Saved entries:

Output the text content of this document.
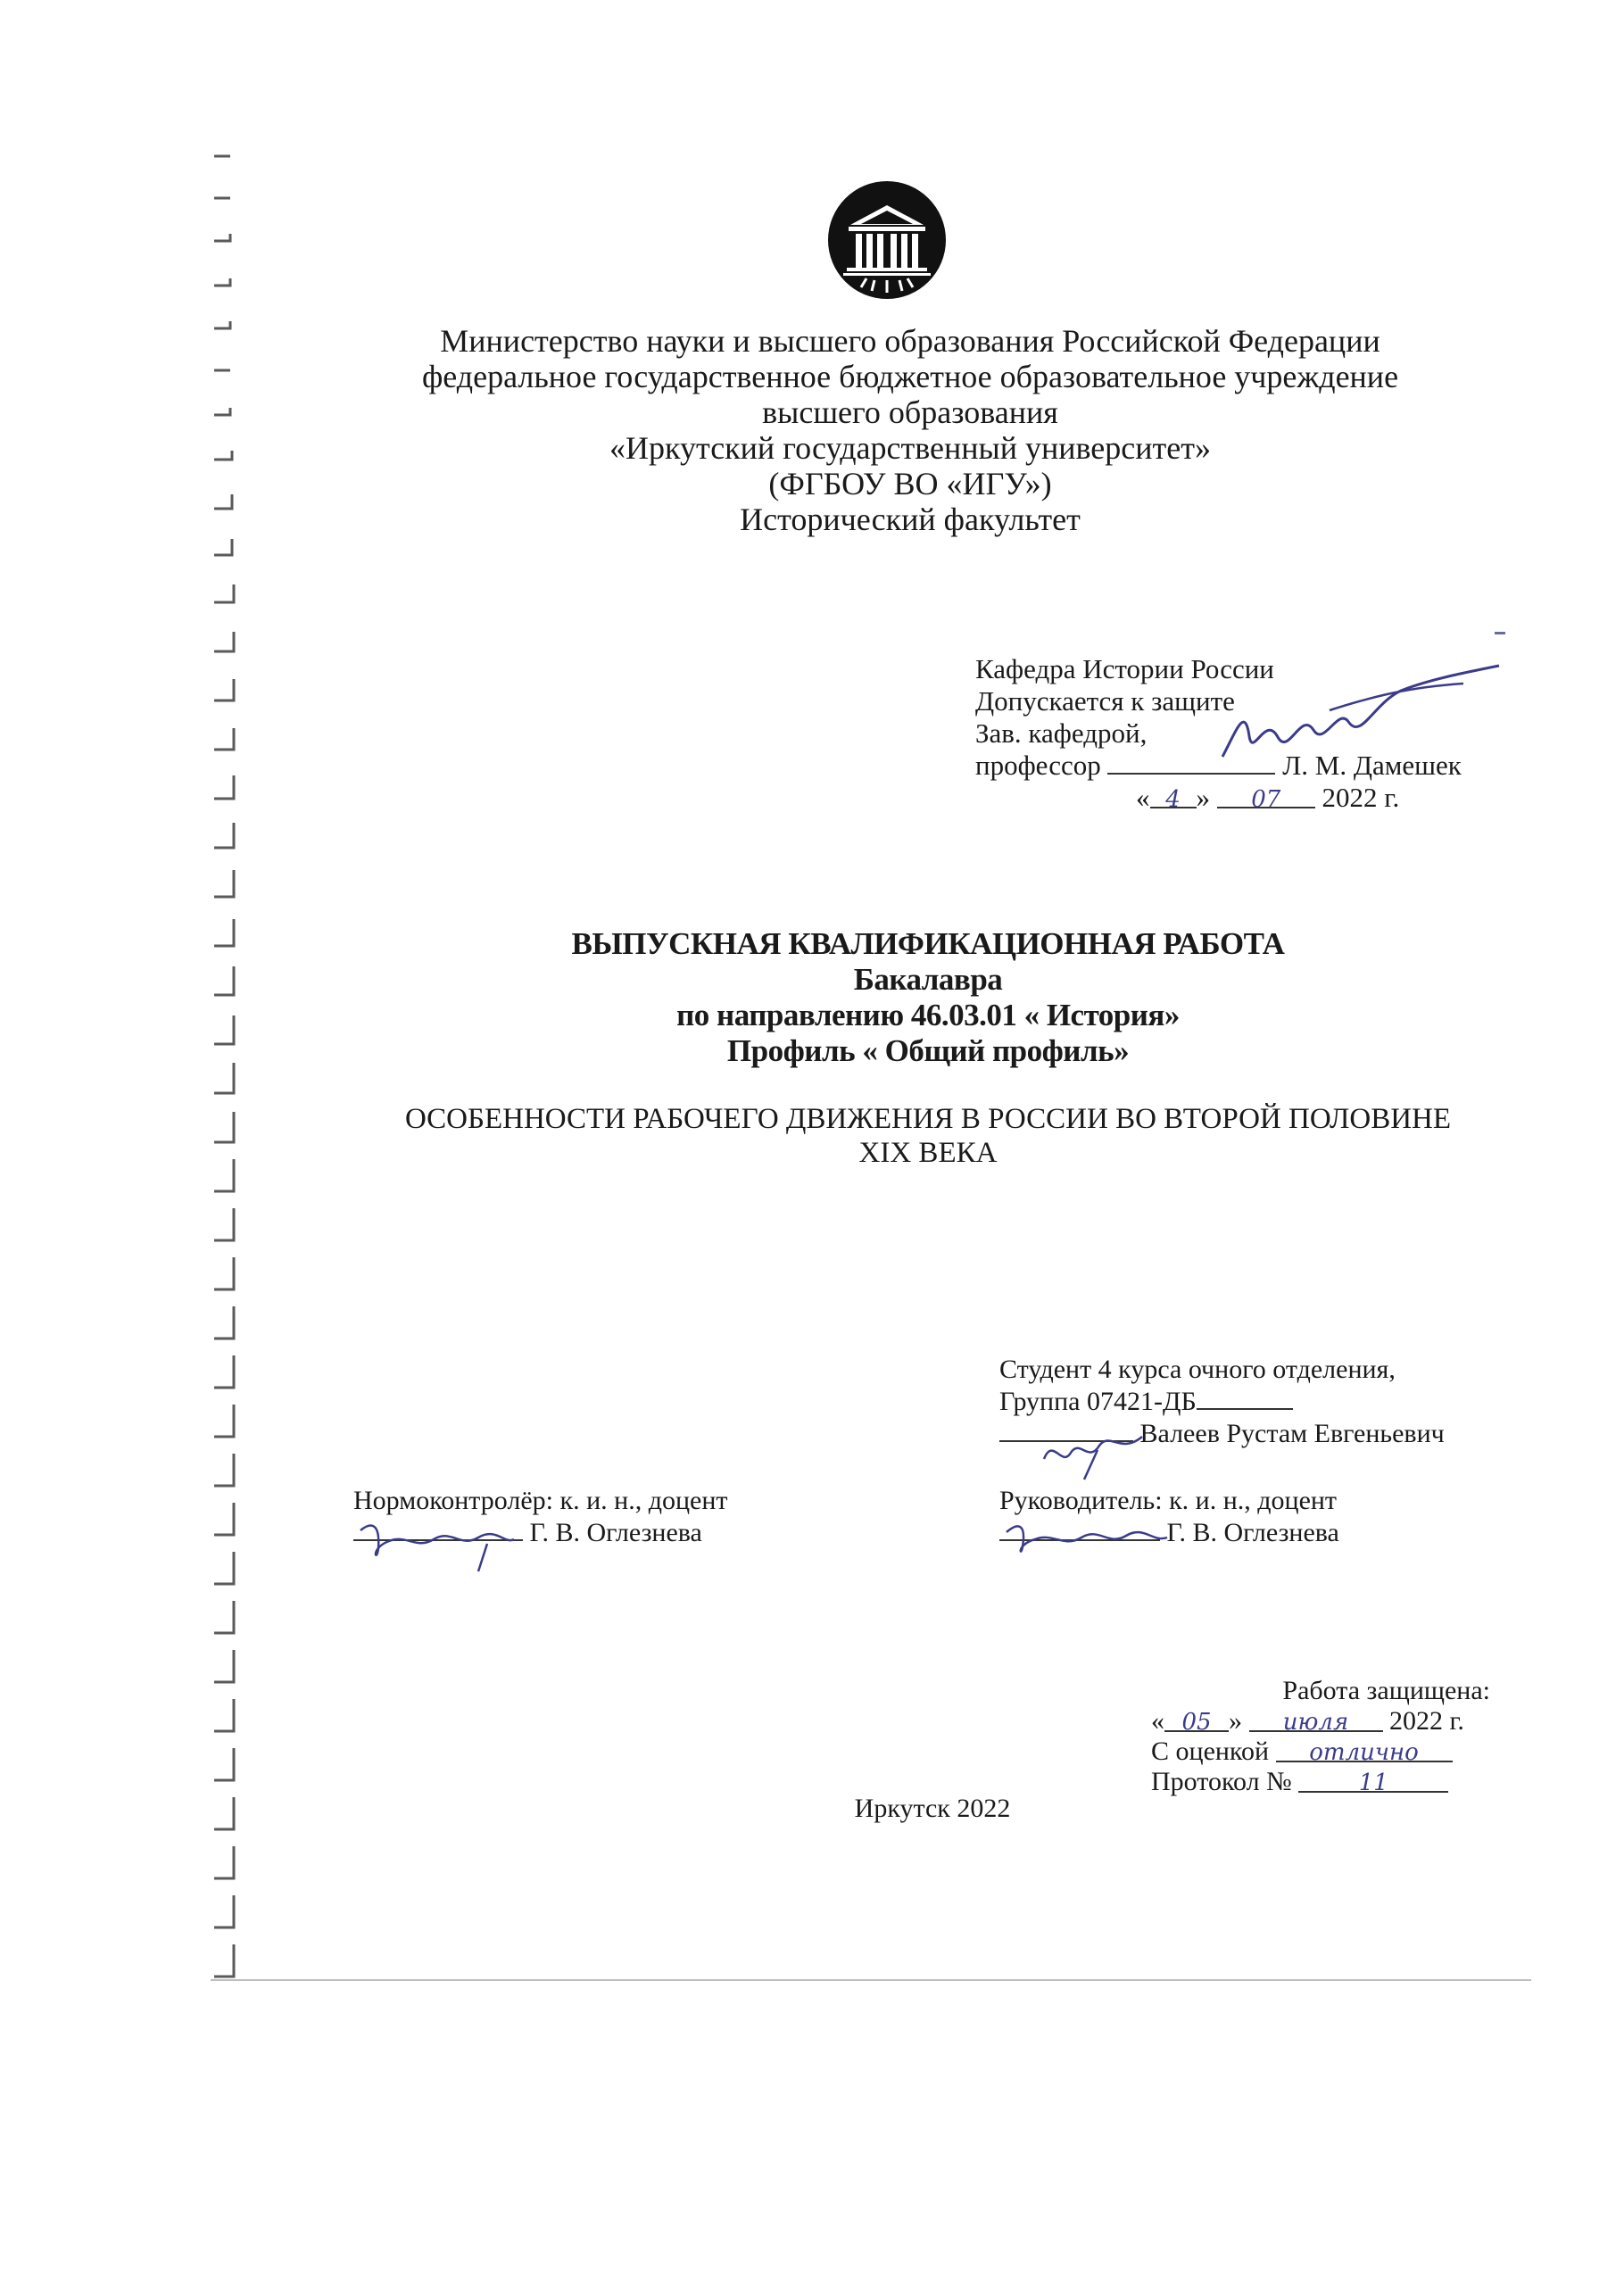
Министерство науки и высшего образования Российской Федерации
федеральное государственное бюджетное образовательное учреждение
высшего образования
«Иркутский государственный университет»
(ФГБОУ ВО «ИГУ»)
Исторический факультет
Кафедра Истории России
Допускается к защите
Зав. кафедрой,
профессор	Л. М. Дамешек
« 4 » 07 2022 г.
ВЫПУСКНАЯ КВАЛИФИКАЦИОННАЯ РАБОТА
Бакалавра
по направлению 46.03.01 « История»
Профиль « Общий профиль»
ОСОБЕННОСТИ РАБОЧЕГО ДВИЖЕНИЯ В РОССИИ ВО ВТОРОЙ ПОЛОВИНЕ
XIX ВЕКА
Студент 4 курса очного отделения,
Группа 07421-ДБ
Валеев Рустам Евгеньевич
Нормоконтролёр: к. и. н., доцент
Г. В. Оглезнева
Руководитель: к. и. н., доцент
Г. В. Оглезнева
Работа защищена:
« 05 » июля 2022 г.
С оценкой отлично
Протокол №	11
Иркутск 2022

Exercise: Lines containing the string "высшего" are to be selected and copied.

Task result:
Министерство науки и высшего образования Российской Федерации
высшего образования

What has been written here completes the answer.